**The exercise:** Look for "optical" in the listing below. Gather each line that contains it.

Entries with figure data
-=-=-
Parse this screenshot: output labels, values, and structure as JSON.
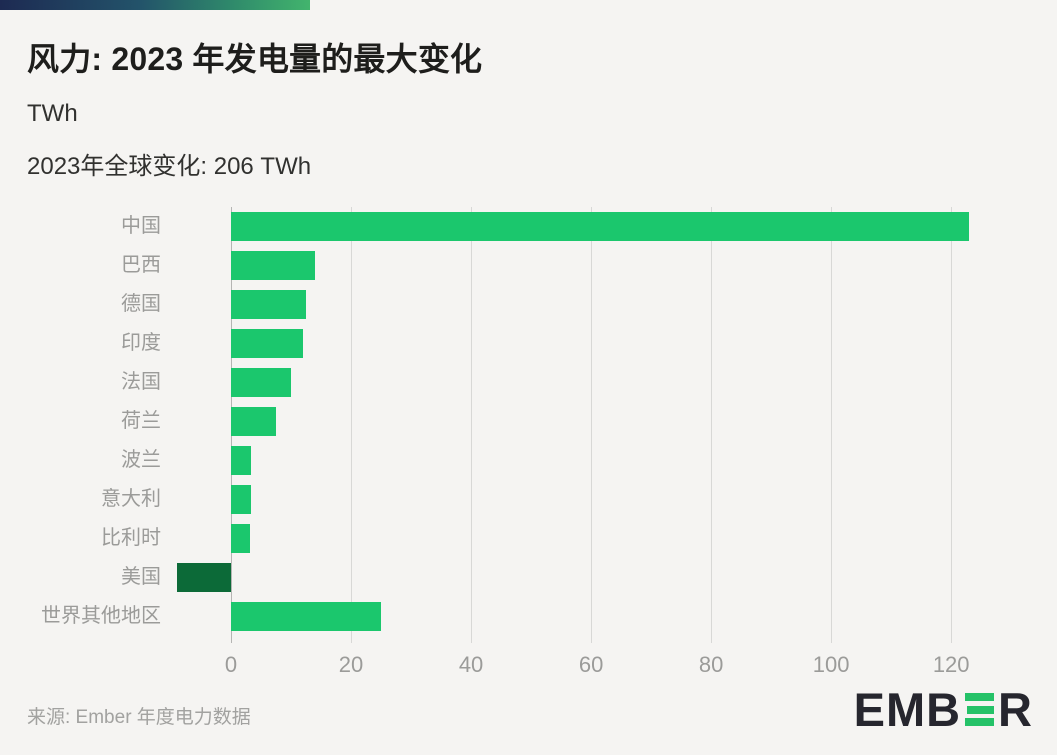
{
  "page": {
    "background": "#f5f4f2"
  },
  "header": {
    "title": "风力: 2023 年发电量的最大变化",
    "unit": "TWh",
    "annotation": "2023年全球变化: 206 TWh"
  },
  "chart_data": {
    "type": "bar",
    "orientation": "horizontal",
    "title": "风力: 2023 年发电量的最大变化",
    "unit": "TWh",
    "annotation": "2023年全球变化: 206 TWh",
    "categories": [
      "中国",
      "巴西",
      "德国",
      "印度",
      "法国",
      "荷兰",
      "波兰",
      "意大利",
      "比利时",
      "美国",
      "世界其他地区"
    ],
    "values": [
      123,
      14,
      12.5,
      12,
      10,
      7.5,
      3.4,
      3.3,
      3.1,
      -9,
      25
    ],
    "x_ticks": [
      0,
      20,
      40,
      60,
      80,
      100,
      120
    ],
    "xlim": [
      -10,
      133.3
    ],
    "grid": true,
    "positive_color": "#1bc76d",
    "negative_color": "#0c6a38",
    "gridline_color": "#d8d8d6",
    "zero_line_color": "#b5b5b3"
  },
  "footer": {
    "source": "来源: Ember 年度电力数据",
    "logo_part1": "EMB",
    "logo_part2": "R",
    "logo_name": "EMBER",
    "logo_green": "#25c268"
  }
}
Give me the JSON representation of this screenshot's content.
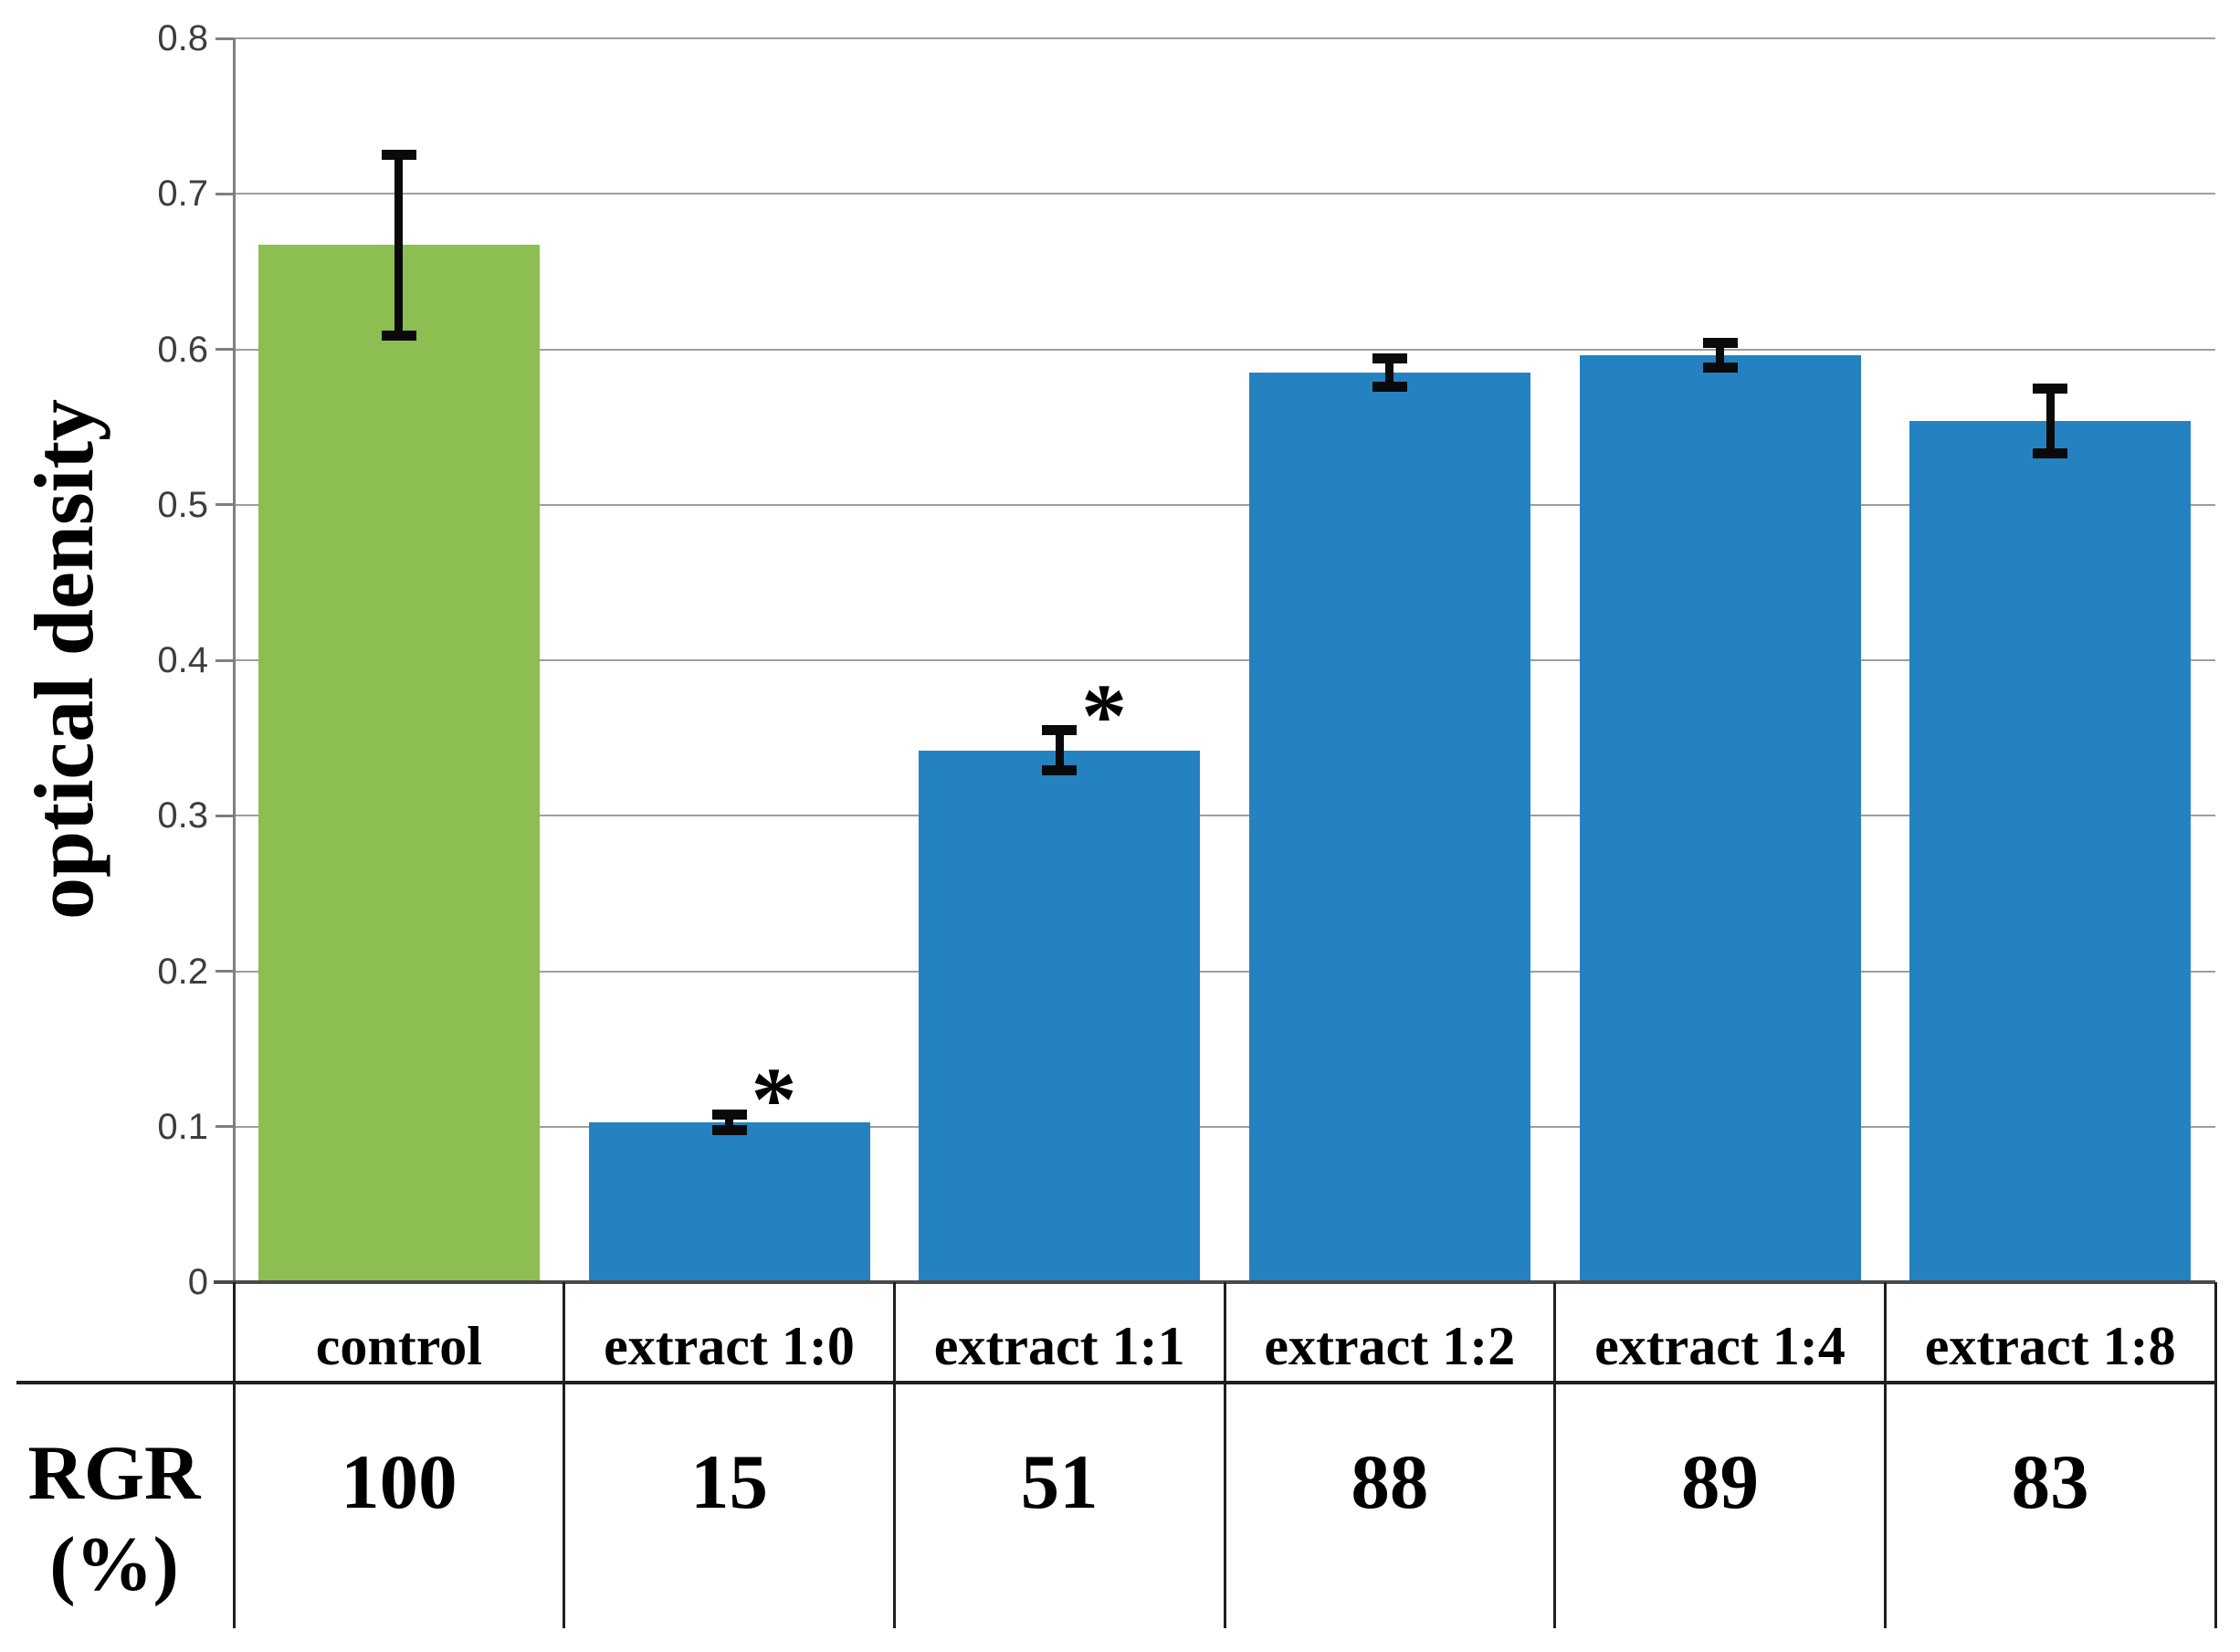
{
  "chart_data": {
    "type": "bar",
    "title": "",
    "xlabel": "",
    "ylabel": "optical density",
    "ylim": [
      0,
      0.8
    ],
    "ytick_step": 0.1,
    "ytick_labels": [
      "0",
      "0.1",
      "0.2",
      "0.3",
      "0.4",
      "0.5",
      "0.6",
      "0.7",
      "0.8"
    ],
    "grid": true,
    "legend_position": "none",
    "categories": [
      "control",
      "extract 1:0",
      "extract 1:1",
      "extract 1:2",
      "extract 1:4",
      "extract 1:8"
    ],
    "series": [
      {
        "name": "optical density",
        "values": [
          0.667,
          0.103,
          0.342,
          0.585,
          0.596,
          0.554
        ],
        "errors": [
          0.058,
          0.005,
          0.013,
          0.009,
          0.008,
          0.021
        ]
      }
    ],
    "significance_marks": [
      "",
      "*",
      "*",
      "",
      "",
      ""
    ],
    "bar_colors": [
      "#8CBE51",
      "#2582C0",
      "#2582C0",
      "#2582C0",
      "#2582C0",
      "#2582C0"
    ]
  },
  "table": {
    "row_label_line1": "RGR",
    "row_label_line2": "(%)",
    "rgr_values": [
      "100",
      "15",
      "51",
      "88",
      "89",
      "83"
    ]
  },
  "colors": {
    "grid": "#9E9E9E",
    "axis": "#7F7F7F",
    "baseline": "#4A4A4A",
    "table_border": "#1F1F1F",
    "error_bar": "#0A0A0A",
    "tick_text": "#3D3D3D",
    "text": "#000000",
    "background": "#FFFFFF"
  }
}
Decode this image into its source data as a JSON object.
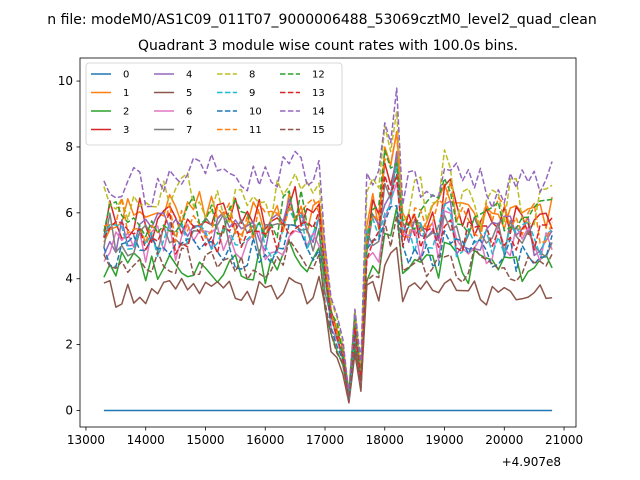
{
  "chart_data": {
    "type": "line",
    "suptitle": "n file: modeM0/AS1C09_011T07_9000006488_53069cztM0_level2_quad_clean",
    "title": "Quadrant 3 module wise count rates with 100.0s bins.",
    "xlabel": "",
    "ylabel": "",
    "x_offset_label": "+4.907e8",
    "xlim": [
      12900,
      21200
    ],
    "ylim": [
      -0.5,
      10.7
    ],
    "xticks": [
      13000,
      14000,
      15000,
      16000,
      17000,
      18000,
      19000,
      20000,
      21000
    ],
    "yticks": [
      0,
      2,
      4,
      6,
      8,
      10
    ],
    "x_range": [
      13300,
      20800
    ],
    "x_step": 100,
    "legend_position": "upper left",
    "series": [
      {
        "name": "0",
        "color": "#1f77b4",
        "dash": false,
        "values": [
          0
        ]
      },
      {
        "name": "1",
        "color": "#ff7f0e",
        "dash": false,
        "level": 5.9
      },
      {
        "name": "2",
        "color": "#2ca02c",
        "dash": false,
        "level": 4.4
      },
      {
        "name": "3",
        "color": "#d62728",
        "dash": false,
        "level": 5.8
      },
      {
        "name": "4",
        "color": "#9467bd",
        "dash": false,
        "level": 5.4
      },
      {
        "name": "5",
        "color": "#8c564b",
        "dash": false,
        "level": 3.6
      },
      {
        "name": "6",
        "color": "#e377c2",
        "dash": false,
        "level": 5.1
      },
      {
        "name": "7",
        "color": "#7f7f7f",
        "dash": false,
        "level": 5.3
      },
      {
        "name": "8",
        "color": "#bcbd22",
        "dash": true,
        "level": 6.4
      },
      {
        "name": "9",
        "color": "#17becf",
        "dash": true,
        "level": 5.2
      },
      {
        "name": "10",
        "color": "#1f77b4",
        "dash": true,
        "level": 4.8
      },
      {
        "name": "11",
        "color": "#ff7f0e",
        "dash": true,
        "level": 5.8
      },
      {
        "name": "12",
        "color": "#2ca02c",
        "dash": true,
        "level": 5.9
      },
      {
        "name": "13",
        "color": "#d62728",
        "dash": true,
        "level": 5.4
      },
      {
        "name": "14",
        "color": "#9467bd",
        "dash": true,
        "level": 7.0
      },
      {
        "name": "15",
        "color": "#8c564b",
        "dash": true,
        "level": 4.4
      }
    ]
  }
}
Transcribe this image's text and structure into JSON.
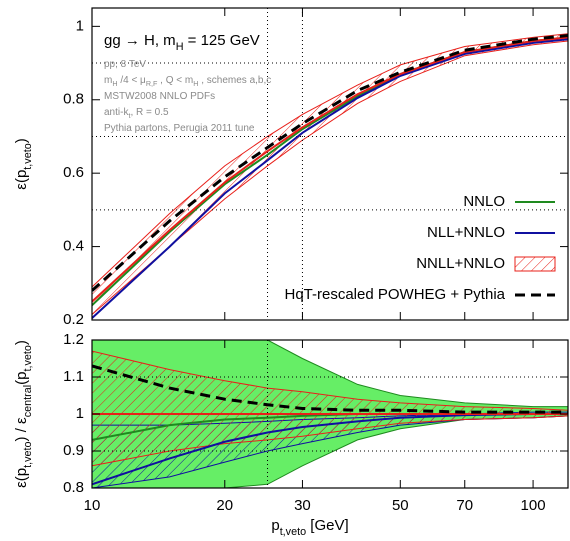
{
  "chart_data": [
    {
      "type": "line",
      "annotations": [
        [
          {
            "text": "gg → H, m"
          },
          {
            "sub": "H"
          },
          {
            "text": " = 125 GeV"
          }
        ],
        [
          {
            "text": "pp, 8 TeV"
          }
        ],
        [
          {
            "text": "m"
          },
          {
            "sub": "H"
          },
          {
            "text": " /4 < μ"
          },
          {
            "sub": "R,F"
          },
          {
            "text": " , Q < m"
          },
          {
            "sub": "H"
          },
          {
            "text": " , schemes a,b,c"
          }
        ],
        [
          {
            "text": "MSTW2008 NNLO PDFs"
          }
        ],
        [
          {
            "text": "anti-k"
          },
          {
            "sub": "t"
          },
          {
            "text": ", R = 0.5"
          }
        ],
        [
          {
            "text": "Pythia partons, Perugia 2011 tune"
          }
        ]
      ],
      "ylabel": [
        {
          "text": "ε(p"
        },
        {
          "sub": "t,veto"
        },
        {
          "text": ")"
        }
      ],
      "log_x": true,
      "xlim": [
        10,
        120
      ],
      "xticks": [
        10,
        20,
        30,
        50,
        70,
        100
      ],
      "ylim": [
        0.2,
        1.05
      ],
      "yticks": [
        0.2,
        0.4,
        0.6,
        0.8,
        1
      ],
      "vlines": [
        25,
        30
      ],
      "hlines": [
        0.5,
        0.7,
        0.9
      ],
      "legend": "center right",
      "x": [
        10,
        15,
        20,
        25,
        30,
        40,
        50,
        70,
        100,
        120
      ],
      "series": [
        {
          "name": "NNLO",
          "color": "#1f8a1f",
          "values": [
            0.24,
            0.44,
            0.57,
            0.65,
            0.72,
            0.81,
            0.87,
            0.93,
            0.96,
            0.97
          ]
        },
        {
          "name": "NLL+NNLO",
          "color": "#1010a0",
          "values": [
            0.205,
            0.4,
            0.545,
            0.635,
            0.71,
            0.805,
            0.865,
            0.925,
            0.955,
            0.965
          ]
        },
        {
          "name": "NNLL+NNLO",
          "color": "#e8201a",
          "band": "hatch",
          "values": [
            0.25,
            0.445,
            0.575,
            0.66,
            0.725,
            0.815,
            0.87,
            0.93,
            0.96,
            0.97
          ],
          "lower": [
            0.215,
            0.4,
            0.53,
            0.62,
            0.69,
            0.79,
            0.85,
            0.92,
            0.95,
            0.96
          ],
          "upper": [
            0.29,
            0.49,
            0.62,
            0.7,
            0.76,
            0.84,
            0.895,
            0.945,
            0.97,
            0.98
          ]
        },
        {
          "name": "HqT-rescaled POWHEG + Pythia",
          "color": "#000000",
          "dashed": true,
          "values": [
            0.28,
            0.47,
            0.59,
            0.67,
            0.735,
            0.825,
            0.875,
            0.935,
            0.965,
            0.975
          ]
        }
      ]
    },
    {
      "type": "line",
      "ylabel": [
        {
          "text": "ε(p"
        },
        {
          "sub": "t,veto"
        },
        {
          "text": ") / ε"
        },
        {
          "sub": "central"
        },
        {
          "text": "(p"
        },
        {
          "sub": "t,veto"
        },
        {
          "text": ")"
        }
      ],
      "xlabel": [
        {
          "text": "p"
        },
        {
          "sub": "t,veto"
        },
        {
          "text": " [GeV]"
        }
      ],
      "log_x": true,
      "xlim": [
        10,
        120
      ],
      "xticks": [
        10,
        20,
        30,
        50,
        70,
        100
      ],
      "ylim": [
        0.8,
        1.2
      ],
      "yticks": [
        0.8,
        0.9,
        1,
        1.1,
        1.2
      ],
      "vlines": [
        25
      ],
      "hlines": [
        0.9,
        1.1
      ],
      "x": [
        10,
        15,
        20,
        25,
        30,
        40,
        50,
        70,
        100,
        120
      ],
      "series": [
        {
          "color": "#1f8a1f",
          "band": "fill",
          "band_color": "#66ee66",
          "values": [
            0.93,
            0.97,
            0.985,
            0.99,
            0.995,
            1,
            1,
            1,
            1,
            1
          ],
          "lower": [
            0.8,
            0.8,
            0.8,
            0.81,
            0.86,
            0.93,
            0.96,
            0.985,
            0.99,
            0.995
          ],
          "upper": [
            1.2,
            1.2,
            1.2,
            1.2,
            1.15,
            1.08,
            1.05,
            1.03,
            1.02,
            1.02
          ]
        },
        {
          "color": "#1010a0",
          "band": "hatch",
          "values": [
            0.81,
            0.88,
            0.925,
            0.95,
            0.965,
            0.98,
            0.99,
            0.997,
            1,
            1
          ],
          "lower": [
            0.8,
            0.83,
            0.87,
            0.9,
            0.92,
            0.95,
            0.97,
            0.985,
            0.99,
            0.995
          ],
          "upper": [
            0.97,
            0.97,
            0.975,
            0.98,
            0.985,
            0.99,
            0.995,
            1,
            1.005,
            1.005
          ]
        },
        {
          "color": "#e8201a",
          "band": "hatch",
          "values": [
            1,
            1,
            1,
            1,
            1,
            1,
            1,
            1,
            1,
            1
          ],
          "lower": [
            0.86,
            0.9,
            0.92,
            0.93,
            0.94,
            0.96,
            0.975,
            0.985,
            0.99,
            0.995
          ],
          "upper": [
            1.17,
            1.12,
            1.09,
            1.07,
            1.06,
            1.04,
            1.03,
            1.02,
            1.015,
            1.01
          ]
        },
        {
          "color": "#000000",
          "dashed": true,
          "values": [
            1.13,
            1.07,
            1.04,
            1.025,
            1.015,
            1.01,
            1.01,
            1.005,
            1.005,
            1.005
          ]
        }
      ]
    }
  ]
}
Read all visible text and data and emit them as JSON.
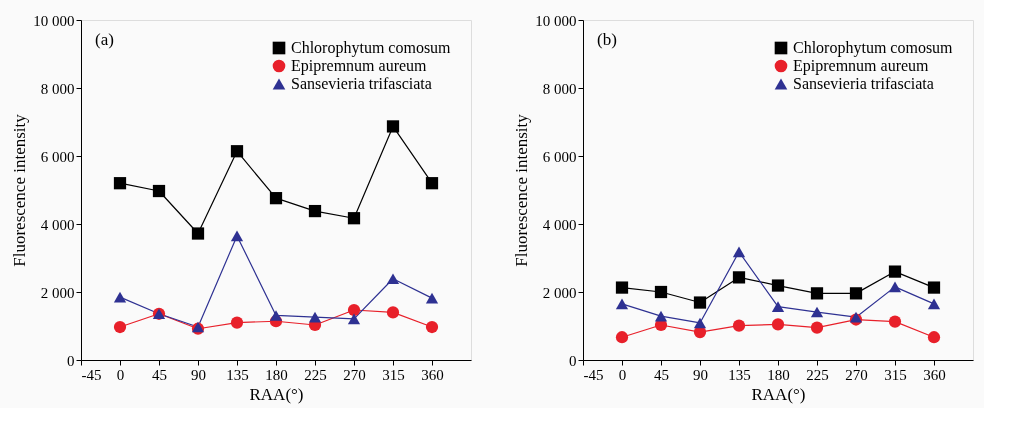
-=-=-
**The completed task:**
    "ylabel": "optical density",
        "name": "optical density",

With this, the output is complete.